--- Start of Information supplied ---

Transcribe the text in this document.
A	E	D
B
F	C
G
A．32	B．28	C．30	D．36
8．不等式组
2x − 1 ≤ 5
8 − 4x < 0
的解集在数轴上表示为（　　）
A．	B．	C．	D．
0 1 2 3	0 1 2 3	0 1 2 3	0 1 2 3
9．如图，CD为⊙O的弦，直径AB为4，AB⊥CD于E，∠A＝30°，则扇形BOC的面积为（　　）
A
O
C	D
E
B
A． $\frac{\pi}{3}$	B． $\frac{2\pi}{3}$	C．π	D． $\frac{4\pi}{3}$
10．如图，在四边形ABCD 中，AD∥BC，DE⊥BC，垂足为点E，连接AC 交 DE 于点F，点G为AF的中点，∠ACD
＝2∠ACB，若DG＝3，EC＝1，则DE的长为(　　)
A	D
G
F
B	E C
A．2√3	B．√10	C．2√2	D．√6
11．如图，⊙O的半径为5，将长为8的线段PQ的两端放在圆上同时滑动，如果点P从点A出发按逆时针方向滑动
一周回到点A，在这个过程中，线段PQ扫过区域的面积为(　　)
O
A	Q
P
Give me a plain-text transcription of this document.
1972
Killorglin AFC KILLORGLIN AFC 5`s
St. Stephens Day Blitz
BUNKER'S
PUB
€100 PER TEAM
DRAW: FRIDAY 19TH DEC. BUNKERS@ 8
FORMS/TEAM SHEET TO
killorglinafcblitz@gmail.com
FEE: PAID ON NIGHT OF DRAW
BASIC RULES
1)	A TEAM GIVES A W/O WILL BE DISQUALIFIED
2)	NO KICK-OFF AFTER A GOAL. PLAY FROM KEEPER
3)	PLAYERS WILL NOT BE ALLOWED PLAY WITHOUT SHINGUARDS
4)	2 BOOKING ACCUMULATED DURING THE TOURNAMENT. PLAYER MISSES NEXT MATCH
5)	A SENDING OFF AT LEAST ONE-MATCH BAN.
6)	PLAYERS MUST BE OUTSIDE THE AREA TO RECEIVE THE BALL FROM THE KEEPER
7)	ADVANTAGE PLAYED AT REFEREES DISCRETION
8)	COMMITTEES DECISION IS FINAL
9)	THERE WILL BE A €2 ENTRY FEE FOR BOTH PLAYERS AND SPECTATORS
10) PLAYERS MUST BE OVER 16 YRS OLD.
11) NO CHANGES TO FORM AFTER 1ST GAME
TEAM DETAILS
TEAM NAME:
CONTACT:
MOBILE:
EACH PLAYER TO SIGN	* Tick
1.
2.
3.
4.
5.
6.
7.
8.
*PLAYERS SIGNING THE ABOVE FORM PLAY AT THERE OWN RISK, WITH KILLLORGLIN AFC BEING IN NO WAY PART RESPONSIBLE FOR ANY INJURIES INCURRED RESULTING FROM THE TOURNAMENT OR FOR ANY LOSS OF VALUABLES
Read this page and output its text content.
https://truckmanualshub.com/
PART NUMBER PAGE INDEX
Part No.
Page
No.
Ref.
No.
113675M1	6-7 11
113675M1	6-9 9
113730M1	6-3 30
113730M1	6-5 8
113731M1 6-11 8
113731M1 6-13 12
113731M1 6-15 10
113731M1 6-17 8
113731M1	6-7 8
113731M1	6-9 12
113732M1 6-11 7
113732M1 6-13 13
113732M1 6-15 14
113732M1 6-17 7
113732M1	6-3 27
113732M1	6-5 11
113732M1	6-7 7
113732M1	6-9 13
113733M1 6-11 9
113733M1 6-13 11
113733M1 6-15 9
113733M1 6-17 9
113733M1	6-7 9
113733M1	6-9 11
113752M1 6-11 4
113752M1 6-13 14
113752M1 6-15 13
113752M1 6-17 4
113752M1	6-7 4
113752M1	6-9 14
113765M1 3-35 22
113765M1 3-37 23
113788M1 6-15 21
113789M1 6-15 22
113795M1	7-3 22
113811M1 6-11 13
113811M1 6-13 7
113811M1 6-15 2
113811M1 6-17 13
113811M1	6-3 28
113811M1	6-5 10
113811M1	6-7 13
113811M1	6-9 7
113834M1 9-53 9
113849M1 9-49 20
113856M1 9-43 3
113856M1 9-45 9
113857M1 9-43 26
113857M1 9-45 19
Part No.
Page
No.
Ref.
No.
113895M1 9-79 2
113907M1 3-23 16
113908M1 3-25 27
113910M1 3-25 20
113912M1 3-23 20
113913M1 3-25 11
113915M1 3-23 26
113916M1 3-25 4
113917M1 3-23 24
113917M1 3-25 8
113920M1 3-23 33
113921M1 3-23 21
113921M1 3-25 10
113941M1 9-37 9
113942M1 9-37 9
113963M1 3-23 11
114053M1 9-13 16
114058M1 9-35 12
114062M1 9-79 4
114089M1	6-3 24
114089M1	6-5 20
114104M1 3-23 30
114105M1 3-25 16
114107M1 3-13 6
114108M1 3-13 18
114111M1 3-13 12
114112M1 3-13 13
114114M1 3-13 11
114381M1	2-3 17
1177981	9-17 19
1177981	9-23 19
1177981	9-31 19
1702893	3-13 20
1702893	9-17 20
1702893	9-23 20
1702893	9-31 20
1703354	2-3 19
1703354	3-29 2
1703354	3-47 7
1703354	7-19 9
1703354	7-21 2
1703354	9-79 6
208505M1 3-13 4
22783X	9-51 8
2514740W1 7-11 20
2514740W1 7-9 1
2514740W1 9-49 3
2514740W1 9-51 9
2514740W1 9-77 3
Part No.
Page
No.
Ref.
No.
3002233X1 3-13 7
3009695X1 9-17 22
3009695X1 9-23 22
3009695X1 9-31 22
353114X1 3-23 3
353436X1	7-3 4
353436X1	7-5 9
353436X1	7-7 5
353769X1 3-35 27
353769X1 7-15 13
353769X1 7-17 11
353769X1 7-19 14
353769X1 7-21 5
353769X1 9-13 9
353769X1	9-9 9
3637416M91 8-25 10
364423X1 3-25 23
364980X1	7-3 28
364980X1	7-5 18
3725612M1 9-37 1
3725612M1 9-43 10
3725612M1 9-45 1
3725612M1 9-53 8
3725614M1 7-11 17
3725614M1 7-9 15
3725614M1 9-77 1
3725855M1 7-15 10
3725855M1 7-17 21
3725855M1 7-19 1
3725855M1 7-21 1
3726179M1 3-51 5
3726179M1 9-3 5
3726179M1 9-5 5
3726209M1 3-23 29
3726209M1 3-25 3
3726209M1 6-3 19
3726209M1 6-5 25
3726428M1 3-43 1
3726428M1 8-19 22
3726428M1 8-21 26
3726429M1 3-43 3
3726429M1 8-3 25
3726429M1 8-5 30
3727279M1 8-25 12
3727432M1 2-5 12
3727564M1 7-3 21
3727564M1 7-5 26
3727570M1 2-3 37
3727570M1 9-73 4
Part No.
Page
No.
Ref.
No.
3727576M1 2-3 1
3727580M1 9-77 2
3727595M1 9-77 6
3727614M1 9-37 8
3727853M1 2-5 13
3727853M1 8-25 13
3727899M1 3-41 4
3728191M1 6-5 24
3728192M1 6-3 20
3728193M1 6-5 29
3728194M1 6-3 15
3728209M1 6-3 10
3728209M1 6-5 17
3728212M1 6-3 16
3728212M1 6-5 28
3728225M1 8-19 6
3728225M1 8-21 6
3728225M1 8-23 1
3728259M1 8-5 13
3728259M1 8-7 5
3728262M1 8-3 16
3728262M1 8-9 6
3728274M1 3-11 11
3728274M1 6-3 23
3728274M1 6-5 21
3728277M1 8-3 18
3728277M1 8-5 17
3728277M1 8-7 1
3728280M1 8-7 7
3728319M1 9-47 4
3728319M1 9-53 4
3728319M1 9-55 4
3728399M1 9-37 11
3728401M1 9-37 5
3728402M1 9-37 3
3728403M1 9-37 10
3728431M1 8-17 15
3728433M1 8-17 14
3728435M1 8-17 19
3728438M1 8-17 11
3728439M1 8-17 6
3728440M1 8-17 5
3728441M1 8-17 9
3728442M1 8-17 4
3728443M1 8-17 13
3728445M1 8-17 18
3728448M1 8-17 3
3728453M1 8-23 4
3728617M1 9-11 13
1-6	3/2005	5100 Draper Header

--- End of Information supplied ---

Extract every line that has the string "THERE" in it.

9)	THERE WILL BE A €2 ENTRY FEE FOR BOTH PLAYERS AND SPECTATORS
*PLAYERS SIGNING THE ABOVE FORM PLAY AT THERE OWN RISK, WITH KILLLORGLIN AFC BEING IN NO WAY PART RESPONSIBLE FOR ANY INJURIES INCURRED RESULTING FROM THE TOURNAMENT OR FOR ANY LOSS OF VALUABLES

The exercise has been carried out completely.